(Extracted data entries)

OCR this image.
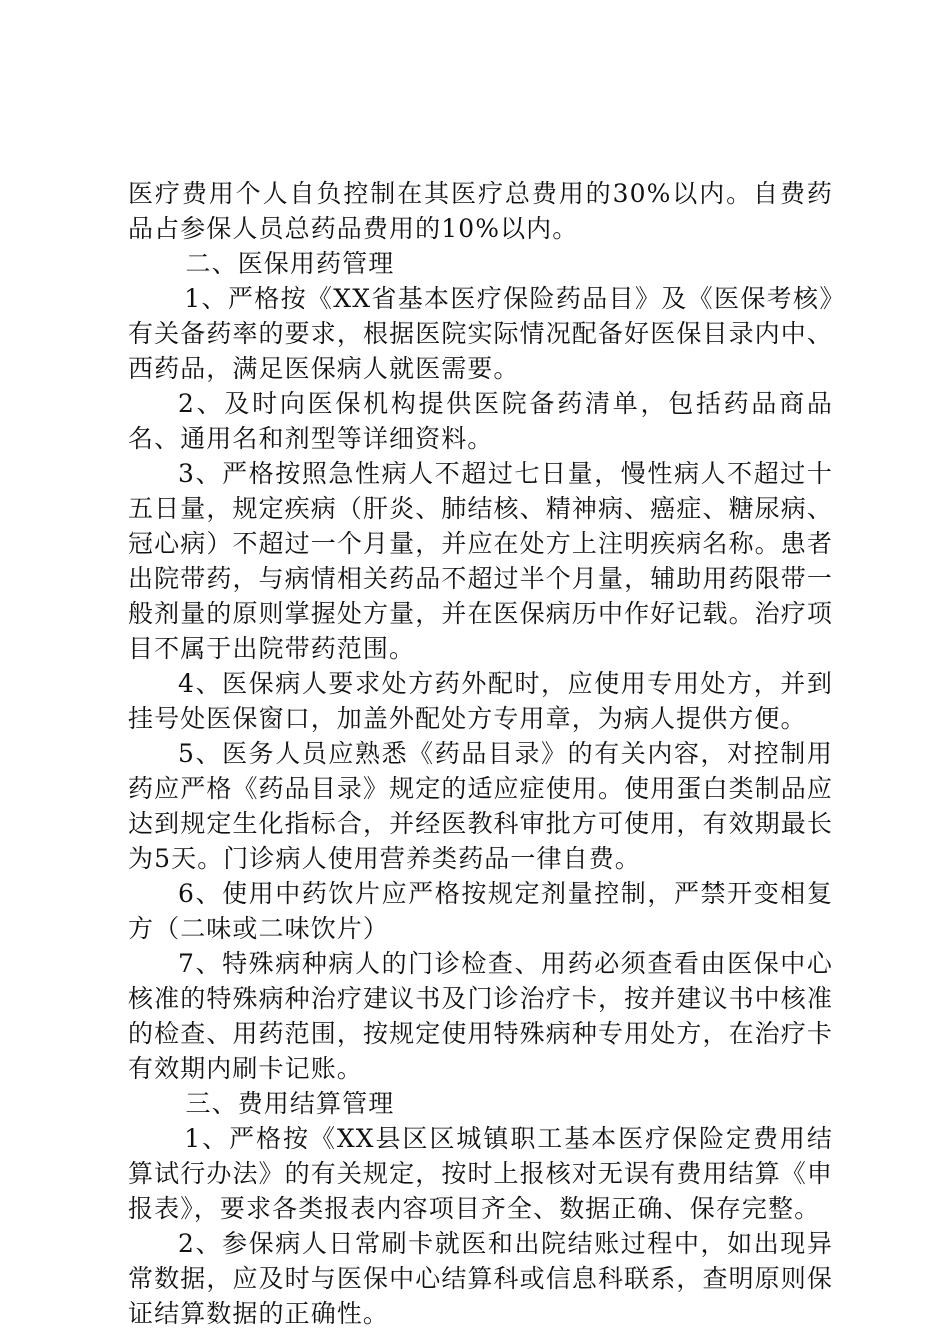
医疗费用个人自负控制在其医疗总费用的30%以内。自费药品占参保人员总药品费用的10%以内。

二、医保用药管理

1、严格按《XX省基本医疗保险药品目》及《医保考核》有关备药率的要求，根据医院实际情况配备好医保目录内中、西药品，满足医保病人就医需要。

2、及时向医保机构提供医院备药清单，包括药品商品名、通用名和剂型等详细资料。

3、严格按照急性病人不超过七日量，慢性病人不超过十五日量，规定疾病（肝炎、肺结核、精神病、癌症、糖尿病、冠心病）不超过一个月量，并应在处方上注明疾病名称。患者出院带药，与病情相关药品不超过半个月量，辅助用药限带一般剂量的原则掌握处方量，并在医保病历中作好记载。治疗项目不属于出院带药范围。

4、医保病人要求处方药外配时，应使用专用处方，并到挂号处医保窗口，加盖外配处方专用章，为病人提供方便。

5、医务人员应熟悉《药品目录》的有关内容，对控制用药应严格《药品目录》规定的适应症使用。使用蛋白类制品应达到规定生化指标合，并经医教科审批方可使用，有效期最长为5天。门诊病人使用营养类药品一律自费。

6、使用中药饮片应严格按规定剂量控制，严禁开变相复方（二味或二味饮片）

7、特殊病种病人的门诊检查、用药必须查看由医保中心核准的特殊病种治疗建议书及门诊治疗卡，按并建议书中核准的检查、用药范围，按规定使用特殊病种专用处方，在治疗卡有效期内刷卡记账。

三、费用结算管理

1、严格按《XX县区区城镇职工基本医疗保险定费用结算试行办法》的有关规定，按时上报核对无误有费用结算《申报表》，要求各类报表内容项目齐全、数据正确、保存完整。

2、参保病人日常刷卡就医和出院结账过程中，如出现异常数据，应及时与医保中心结算科或信息科联系，查明原则保证结算数据的正确性。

◆ **TASK STATEMENT**
Quote the preceding records in their entirety, excluding every picture.

◆ **FINISHED TASK**
OCR this image.
医疗费用个人自负控制在其医疗总费用的30%以内。自费药品占参保人员总药品费用的10%以内。

二、医保用药管理

1、严格按《XX省基本医疗保险药品目》及《医保考核》有关备药率的要求，根据医院实际情况配备好医保目录内中、西药品，满足医保病人就医需要。

2、及时向医保机构提供医院备药清单，包括药品商品名、通用名和剂型等详细资料。

3、严格按照急性病人不超过七日量，慢性病人不超过十五日量，规定疾病（肝炎、肺结核、精神病、癌症、糖尿病、冠心病）不超过一个月量，并应在处方上注明疾病名称。患者出院带药，与病情相关药品不超过半个月量，辅助用药限带一般剂量的原则掌握处方量，并在医保病历中作好记载。治疗项目不属于出院带药范围。

4、医保病人要求处方药外配时，应使用专用处方，并到挂号处医保窗口，加盖外配处方专用章，为病人提供方便。

5、医务人员应熟悉《药品目录》的有关内容，对控制用药应严格《药品目录》规定的适应症使用。使用蛋白类制品应达到规定生化指标合，并经医教科审批方可使用，有效期最长为5天。门诊病人使用营养类药品一律自费。

6、使用中药饮片应严格按规定剂量控制，严禁开变相复方（二味或二味饮片）

7、特殊病种病人的门诊检查、用药必须查看由医保中心核准的特殊病种治疗建议书及门诊治疗卡，按并建议书中核准的检查、用药范围，按规定使用特殊病种专用处方，在治疗卡有效期内刷卡记账。

三、费用结算管理

1、严格按《XX县区区城镇职工基本医疗保险定费用结算试行办法》的有关规定，按时上报核对无误有费用结算《申报表》，要求各类报表内容项目齐全、数据正确、保存完整。

2、参保病人日常刷卡就医和出院结账过程中，如出现异常数据，应及时与医保中心结算科或信息科联系，查明原则保证结算数据的正确性。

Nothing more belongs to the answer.